**WHAT IS NEEDED:** Repeat the full listing below verbatim and keep the images out.

**RECORD SET:**

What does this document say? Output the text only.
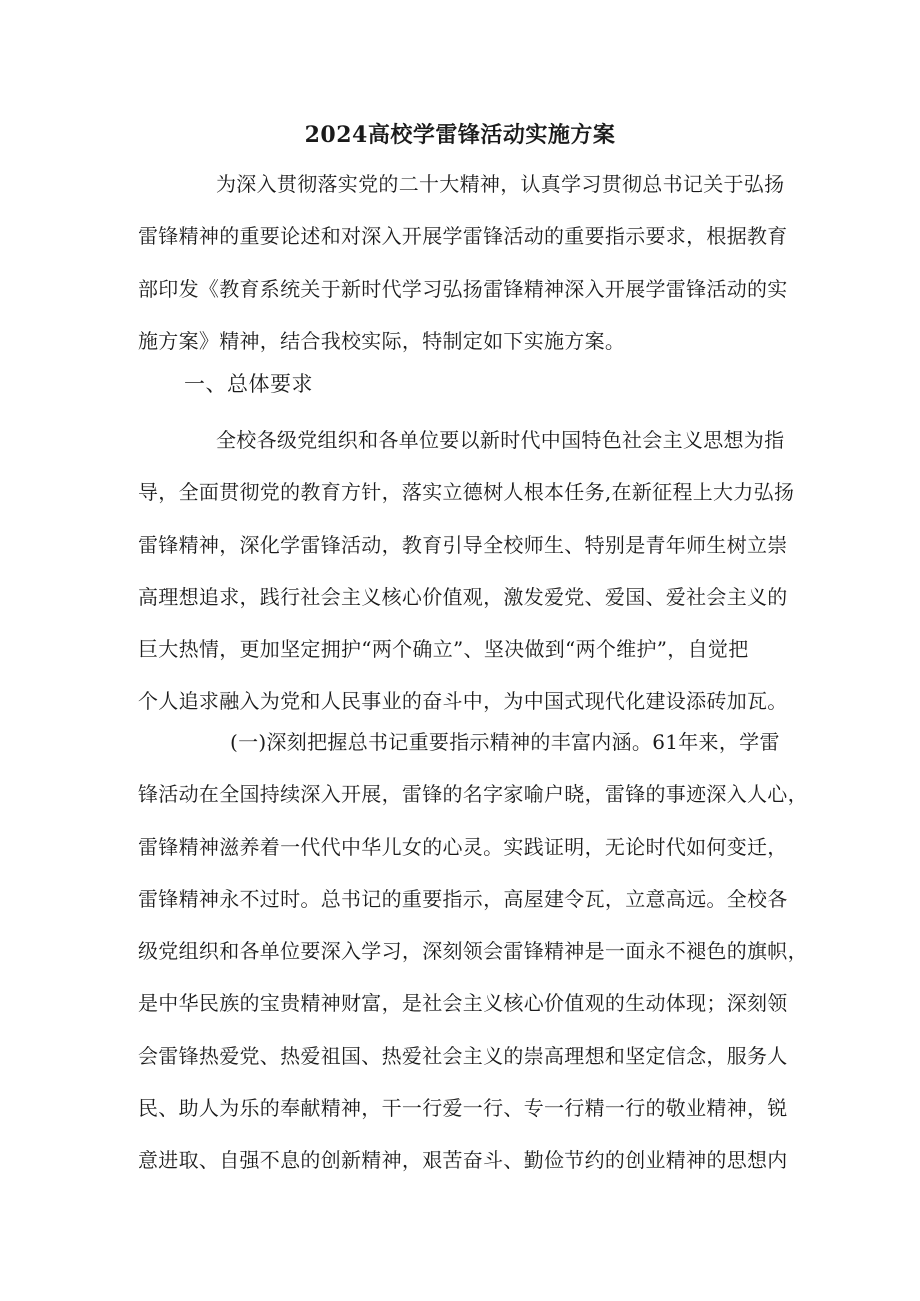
2024高校学雷锋活动实施方案

为深入贯彻落实党的二十大精神，认真学习贯彻总书记关于弘扬

雷锋精神的重要论述和对深入开展学雷锋活动的重要指示要求，根据教育

部印发《教育系统关于新时代学习弘扬雷锋精神深入开展学雷锋活动的实

施方案》精神，结合我校实际，特制定如下实施方案。

一、总体要求

全校各级党组织和各单位要以新时代中国特色社会主义思想为指

导，全面贯彻党的教育方针，落实立德树人根本任务,在新征程上大力弘扬

雷锋精神，深化学雷锋活动，教育引导全校师生、特别是青年师生树立崇

高理想追求，践行社会主义核心价值观，激发爱党、爱国、爱社会主义的

巨大热情，更加坚定拥护“两个确立”、坚决做到“两个维护”，自觉把

个人追求融入为党和人民事业的奋斗中，为中国式现代化建设添砖加瓦。

(一)深刻把握总书记重要指示精神的丰富内涵。61年来，学雷

锋活动在全国持续深入开展，雷锋的名字家喻户晓，雷锋的事迹深入人心，

雷锋精神滋养着一代代中华儿女的心灵。实践证明，无论时代如何变迁，

雷锋精神永不过时。总书记的重要指示，高屋建令瓦，立意高远。全校各

级党组织和各单位要深入学习，深刻领会雷锋精神是一面永不褪色的旗帜，

是中华民族的宝贵精神财富，是社会主义核心价值观的生动体现；深刻领

会雷锋热爱党、热爱祖国、热爱社会主义的崇高理想和坚定信念，服务人

民、助人为乐的奉献精神，干一行爱一行、专一行精一行的敬业精神，锐

意进取、自强不息的创新精神，艰苦奋斗、勤俭节约的创业精神的思想内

**RESULT BELOW:**
What does this document say? Output the text only.
2024高校学雷锋活动实施方案

为深入贯彻落实党的二十大精神，认真学习贯彻总书记关于弘扬

雷锋精神的重要论述和对深入开展学雷锋活动的重要指示要求，根据教育

部印发《教育系统关于新时代学习弘扬雷锋精神深入开展学雷锋活动的实

施方案》精神，结合我校实际，特制定如下实施方案。

一、总体要求

全校各级党组织和各单位要以新时代中国特色社会主义思想为指

导，全面贯彻党的教育方针，落实立德树人根本任务,在新征程上大力弘扬

雷锋精神，深化学雷锋活动，教育引导全校师生、特别是青年师生树立崇

高理想追求，践行社会主义核心价值观，激发爱党、爱国、爱社会主义的

巨大热情，更加坚定拥护“两个确立”、坚决做到“两个维护”，自觉把

个人追求融入为党和人民事业的奋斗中，为中国式现代化建设添砖加瓦。

(一)深刻把握总书记重要指示精神的丰富内涵。61年来，学雷

锋活动在全国持续深入开展，雷锋的名字家喻户晓，雷锋的事迹深入人心，

雷锋精神滋养着一代代中华儿女的心灵。实践证明，无论时代如何变迁，

雷锋精神永不过时。总书记的重要指示，高屋建令瓦，立意高远。全校各

级党组织和各单位要深入学习，深刻领会雷锋精神是一面永不褪色的旗帜，

是中华民族的宝贵精神财富，是社会主义核心价值观的生动体现；深刻领

会雷锋热爱党、热爱祖国、热爱社会主义的崇高理想和坚定信念，服务人

民、助人为乐的奉献精神，干一行爱一行、专一行精一行的敬业精神，锐

意进取、自强不息的创新精神，艰苦奋斗、勤俭节约的创业精神的思想内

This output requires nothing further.